## begin MATERIAL

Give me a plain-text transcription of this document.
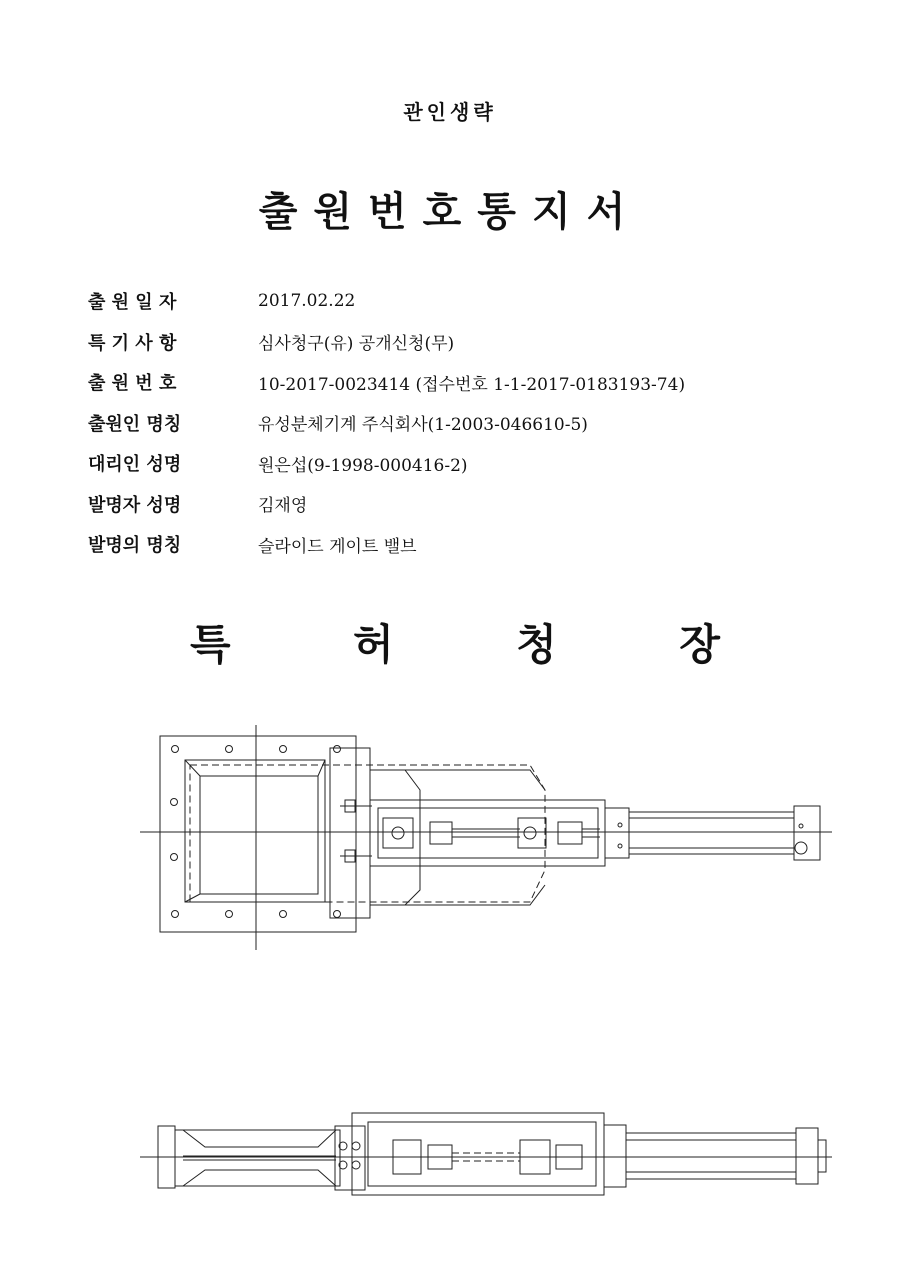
관인생략
출원번호통지서
출 원 일 자	2017.02.22
특 기 사 항	심사청구(유) 공개신청(무)
출 원 번 호	10-2017-0023414 (접수번호 1-1-2017-0183193-74)
출원인 명칭	유성분체기계 주식회사(1-2003-046610-5)
대리인 성명	원은섭(9-1998-000416-2)
발명자 성명	김재영
발명의 명칭	슬라이드 게이트 밸브
특	허	청	장
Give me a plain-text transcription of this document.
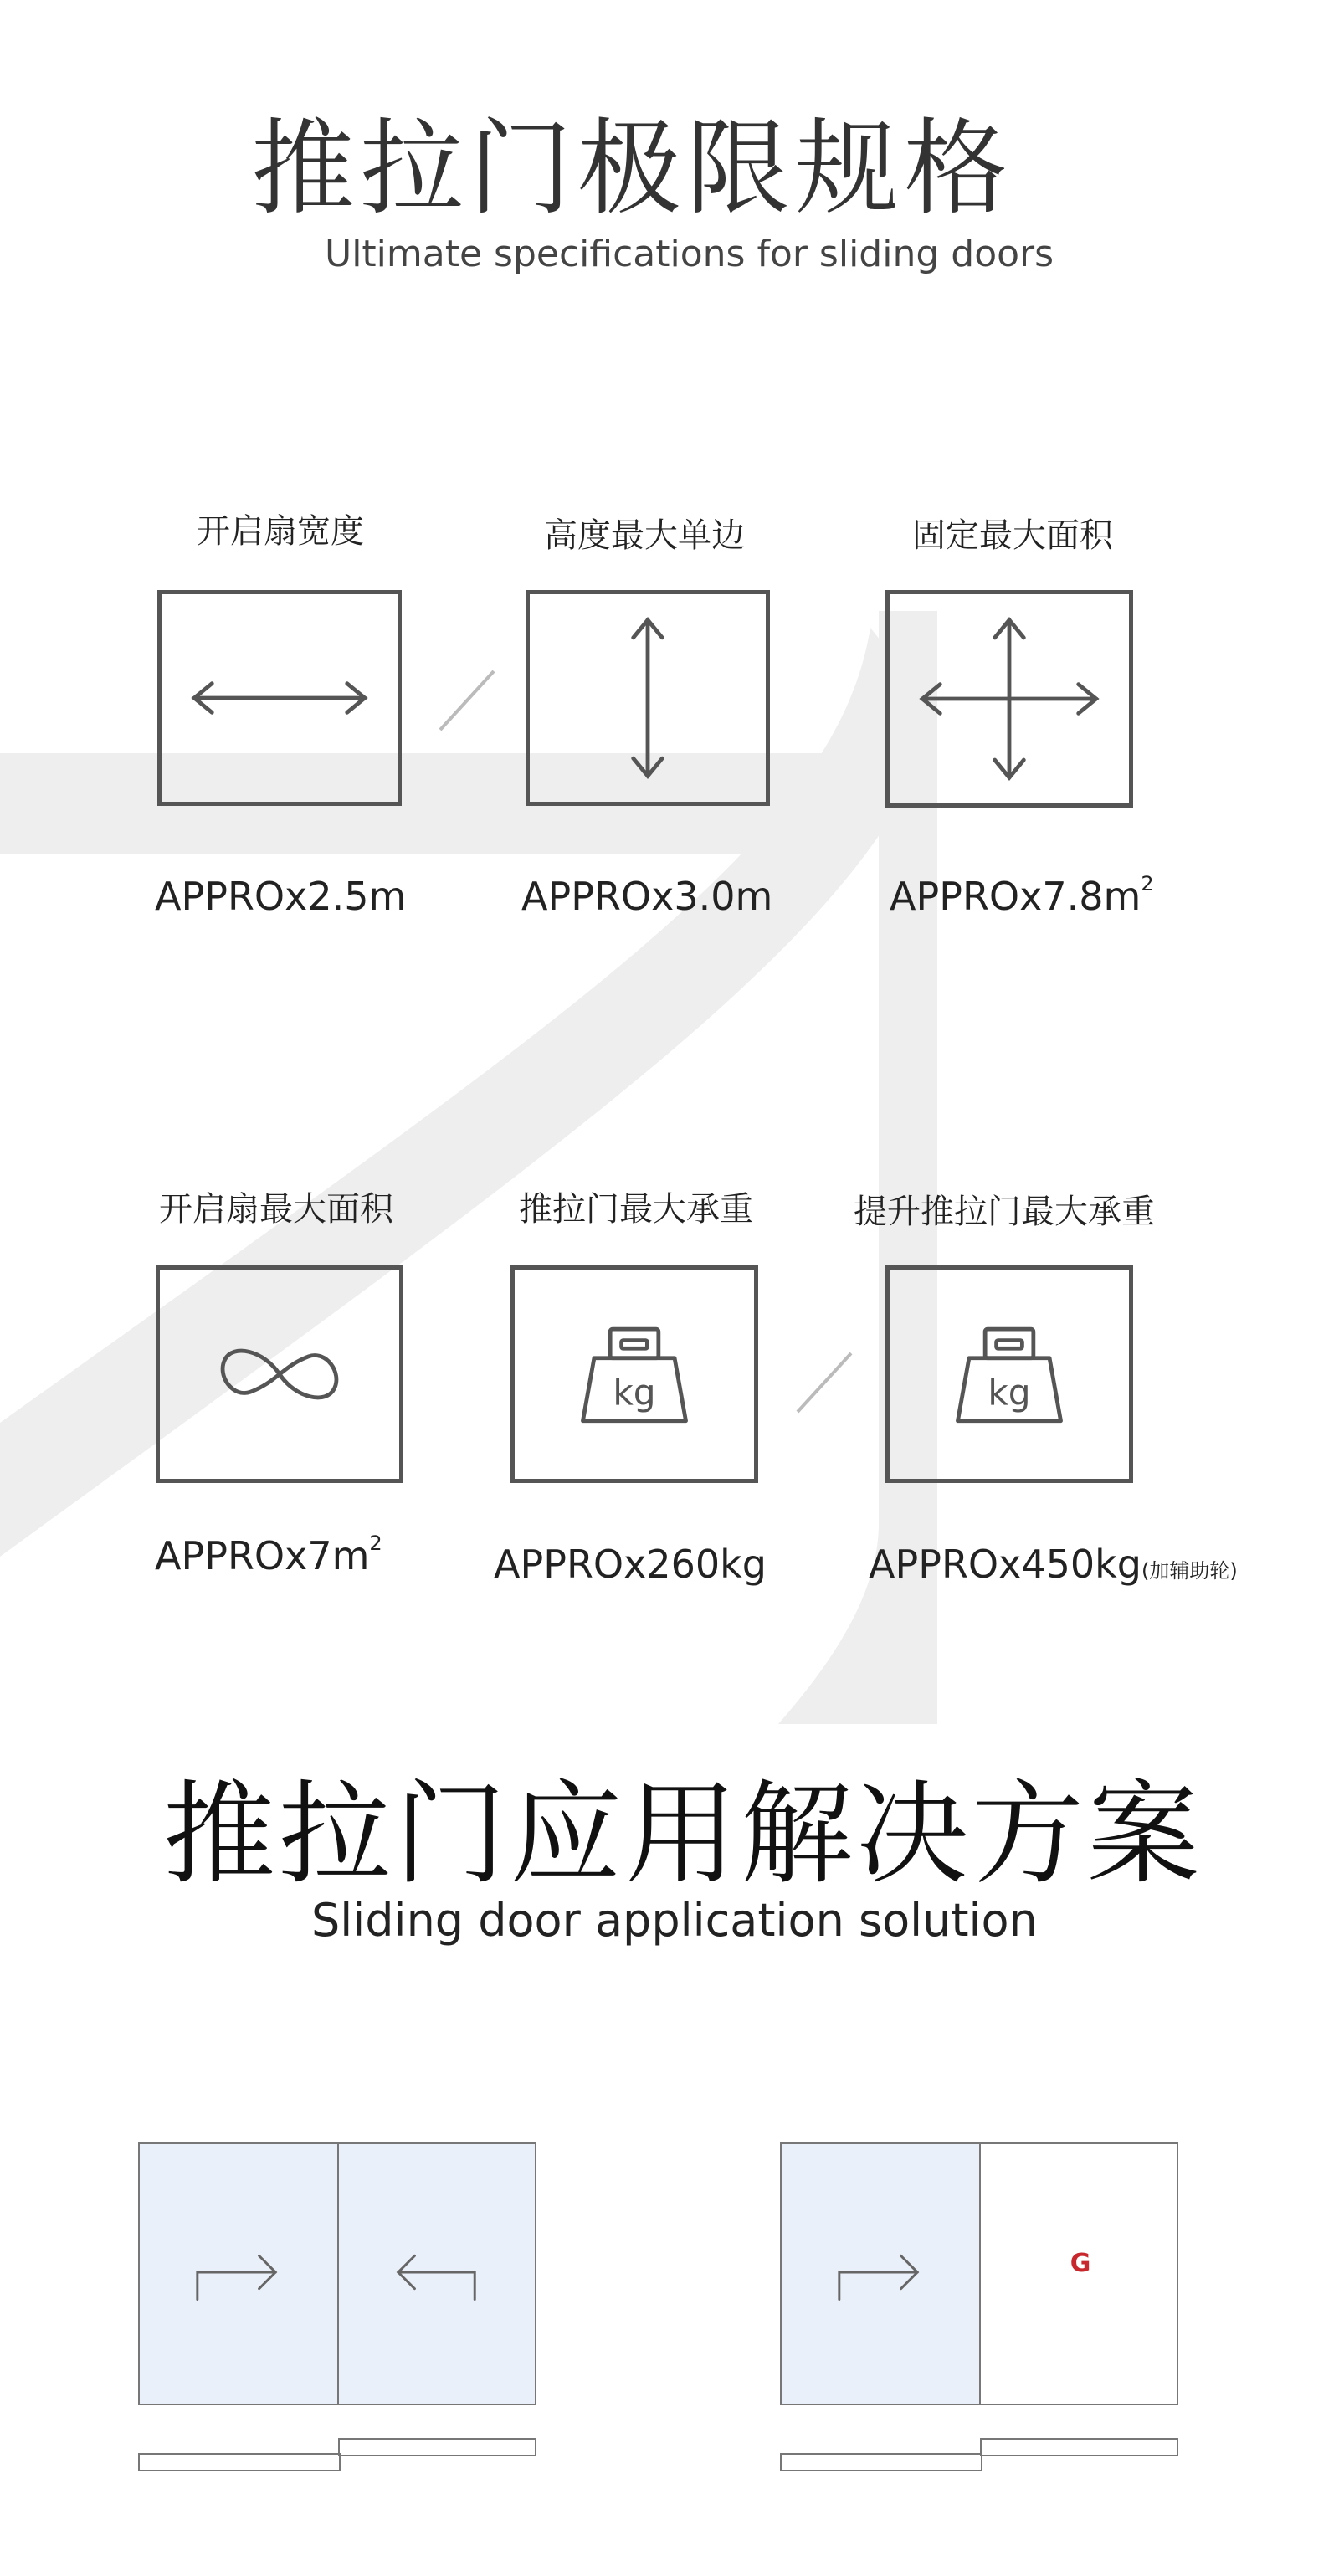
推拉门极限规格
Ultimate specifications for sliding doors
开启扇宽度	高度最大单边	固定最大面积
APPROx2.5m	APPROx3.0m	$APPROx7.8m^2$
开启扇最大面积	推拉门最大承重	提升推拉门最大承重
kg	kg
$APPROx7m^2$	APPROx260kg	APPROx450kg(加辅助轮)
推拉门应用解决方案
Sliding door application solution
G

## end MATERIAL

[DESCRIPTION OF THE TASK]
Without the pictures, restate each entry exactly.

[PROBLEM SOLUTION]
Give me a plain-text transcription of this document.
관인생략
출원번호통지서
출 원 일 자	2017.02.22
특 기 사 항	심사청구(유) 공개신청(무)
출 원 번 호	10-2017-0023414 (접수번호 1-1-2017-0183193-74)
출원인 명칭	유성분체기계 주식회사(1-2003-046610-5)
대리인 성명	원은섭(9-1998-000416-2)
발명자 성명	김재영
발명의 명칭	슬라이드 게이트 밸브
특	허	청	장
Give me a plain-text transcription of this document.
推拉门极限规格
Ultimate specifications for sliding doors
开启扇宽度	高度最大单边	固定最大面积
APPROx2.5m	APPROx3.0m	$APPROx7.8m^2$
开启扇最大面积	推拉门最大承重	提升推拉门最大承重
kg	kg
$APPROx7m^2$	APPROx260kg	APPROx450kg(加辅助轮)
推拉门应用解决方案
Sliding door application solution
G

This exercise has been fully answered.